* Written instruction: Copy the records below exactly, omitting any pictures they contain.

* Provided information:
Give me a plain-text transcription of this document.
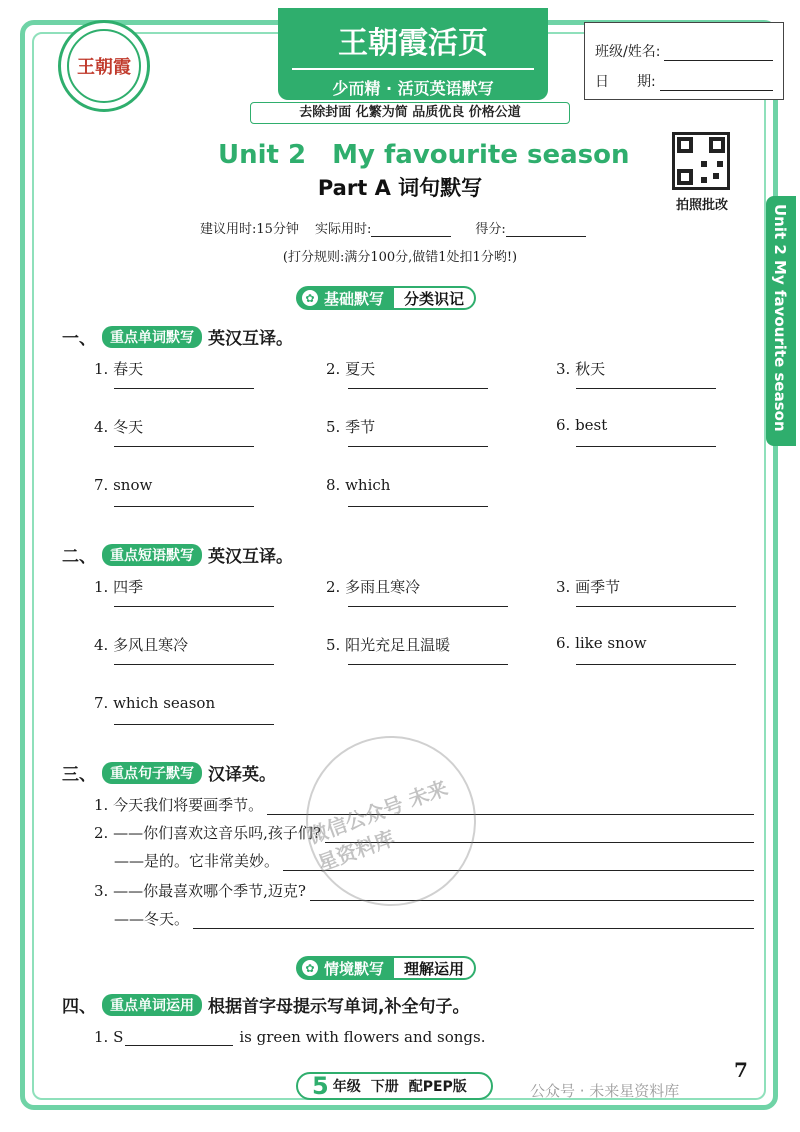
王朝霞
王朝霞活页
少而精 · 活页英语默写
去除封面 化繁为简 品质优良 价格公道
班级/姓名:
日　　期:
拍照批改	Unit 2 My favourite season
Unit 2　My favourite season
Part A 词句默写
建议用时:15分钟 实际用时:	得分:
(打分规则:满分100分,做错1处扣1分哟!)
✿ 基础默写	分类识记
一、	重点单词默写 英汉互译。
1. 春天	2. 夏天	3. 秋天
4. 冬天	5. 季节	6. best
7. snow	8. which
二、	重点短语默写 英汉互译。
1. 四季	2. 多雨且寒冷	3. 画季节
4. 多风且寒冷	5. 阳光充足且温暖	6. like snow
7. which season
三、	重点句子默写 汉译英。
1. 今天我们将要画季节。
2. ——你们喜欢这音乐吗,孩子们?
——是的。它非常美妙。
3. ——你最喜欢哪个季节,迈克?
——冬天。
微信公众号 未来星资料库
✿ 情境默写	理解运用
四、	重点单词运用 根据首字母提示写单词,补全句子。
1. S	is green with flowers and songs.
5 年级 下册 配PEP版
7
公众号 · 未来星资料库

* Task response:
Give me a plain-text transcription of this document.
王朝霞
王朝霞活页
少而精 · 活页英语默写
去除封面 化繁为简 品质优良 价格公道
班级/姓名:
日　　期:
拍照批改	Unit 2 My favourite season
Unit 2　My favourite season
Part A 词句默写
建议用时:15分钟 实际用时:	得分:
(打分规则:满分100分,做错1处扣1分哟!)
✿ 基础默写	分类识记
一、	重点单词默写 英汉互译。
1. 春天	2. 夏天	3. 秋天
4. 冬天	5. 季节	6. best
7. snow	8. which
二、	重点短语默写 英汉互译。
1. 四季	2. 多雨且寒冷	3. 画季节
4. 多风且寒冷	5. 阳光充足且温暖	6. like snow
7. which season
三、	重点句子默写 汉译英。
1. 今天我们将要画季节。
2. ——你们喜欢这音乐吗,孩子们?
——是的。它非常美妙。
3. ——你最喜欢哪个季节,迈克?
——冬天。
微信公众号 未来星资料库
✿ 情境默写	理解运用
四、	重点单词运用 根据首字母提示写单词,补全句子。
1. S	is green with flowers and songs.
5 年级 下册 配PEP版
7
公众号 · 未来星资料库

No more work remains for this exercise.